- **Given exercise**: Search the records that follow and extract every line containing the string "KNeighborsClassifier".
•••
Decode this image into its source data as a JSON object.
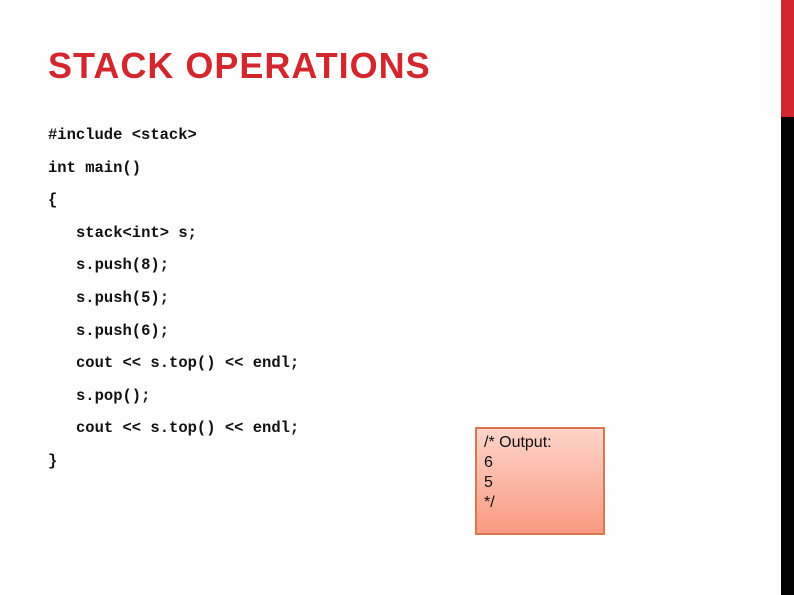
{
  "slide": {
    "title": "STACK OPERATIONS",
    "accent_color": "#d3272e",
    "code_lines": [
      {
        "text": "#include <stack>",
        "indent": false
      },
      {
        "text": "int main()",
        "indent": false
      },
      {
        "text": "{",
        "indent": false
      },
      {
        "text": "stack<int> s;",
        "indent": true
      },
      {
        "text": "s.push(8);",
        "indent": true
      },
      {
        "text": "s.push(5);",
        "indent": true
      },
      {
        "text": "s.push(6);",
        "indent": true
      },
      {
        "text": "cout << s.top() << endl;",
        "indent": true
      },
      {
        "text": "s.pop();",
        "indent": true
      },
      {
        "text": "cout << s.top() << endl;",
        "indent": true
      },
      {
        "text": "}",
        "indent": false
      }
    ],
    "output_box": {
      "lines": [
        "/* Output:",
        "6",
        "5",
        "*/"
      ]
    }
  }
}
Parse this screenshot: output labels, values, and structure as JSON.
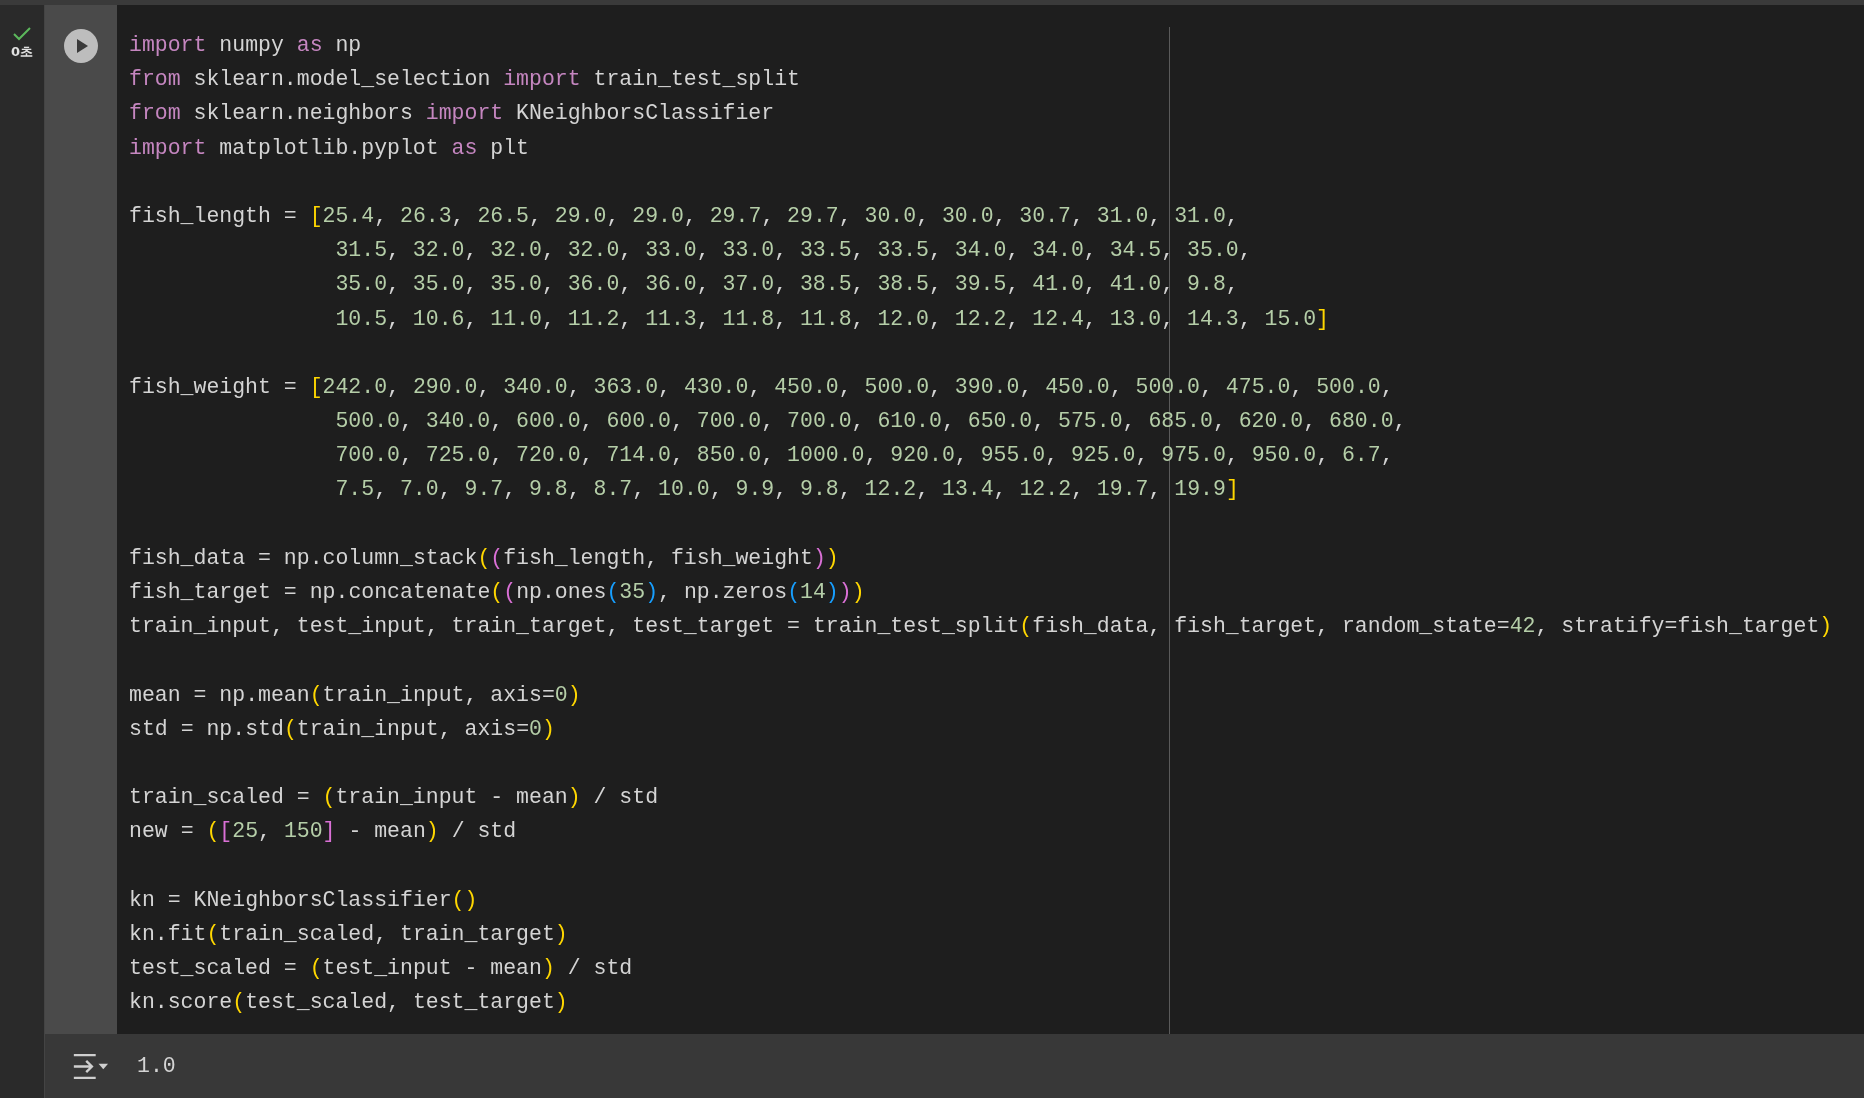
{
  "cell": {
    "status": {
      "done": true,
      "time": "0초"
    },
    "code_blocks": [
      [
        "import numpy as np",
        "from sklearn.model_selection import train_test_split",
        "from sklearn.neighbors import KNeighborsClassifier",
        "import matplotlib.pyplot as plt"
      ],
      [
        "fish_length = [25.4, 26.3, 26.5, 29.0, 29.0, 29.7, 29.7, 30.0, 30.0, 30.7, 31.0, 31.0,",
        "                31.5, 32.0, 32.0, 32.0, 33.0, 33.0, 33.5, 33.5, 34.0, 34.0, 34.5, 35.0,",
        "                35.0, 35.0, 35.0, 36.0, 36.0, 37.0, 38.5, 38.5, 39.5, 41.0, 41.0, 9.8,",
        "                10.5, 10.6, 11.0, 11.2, 11.3, 11.8, 11.8, 12.0, 12.2, 12.4, 13.0, 14.3, 15.0]"
      ],
      [
        "fish_weight = [242.0, 290.0, 340.0, 363.0, 430.0, 450.0, 500.0, 390.0, 450.0, 500.0, 475.0, 500.0,",
        "                500.0, 340.0, 600.0, 600.0, 700.0, 700.0, 610.0, 650.0, 575.0, 685.0, 620.0, 680.0,",
        "                700.0, 725.0, 720.0, 714.0, 850.0, 1000.0, 920.0, 955.0, 925.0, 975.0, 950.0, 6.7,",
        "                7.5, 7.0, 9.7, 9.8, 8.7, 10.0, 9.9, 9.8, 12.2, 13.4, 12.2, 19.7, 19.9]"
      ],
      [
        "fish_data = np.column_stack((fish_length, fish_weight))",
        "fish_target = np.concatenate((np.ones(35), np.zeros(14)))",
        "train_input, test_input, train_target, test_target = train_test_split(fish_data, fish_target, random_state=42, stratify=fish_target)"
      ],
      [
        "mean = np.mean(train_input, axis=0)",
        "std = np.std(train_input, axis=0)"
      ],
      [
        "train_scaled = (train_input - mean) / std",
        "new = ([25, 150] - mean) / std"
      ],
      [
        "kn = KNeighborsClassifier()",
        "kn.fit(train_scaled, train_target)",
        "test_scaled = (test_input - mean) / std",
        "kn.score(test_scaled, test_target)"
      ]
    ],
    "output": "1.0"
  }
}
•••
- **Solution for this exercise**:
        "from sklearn.neighbors import KNeighborsClassifier",
        "kn = KNeighborsClassifier()",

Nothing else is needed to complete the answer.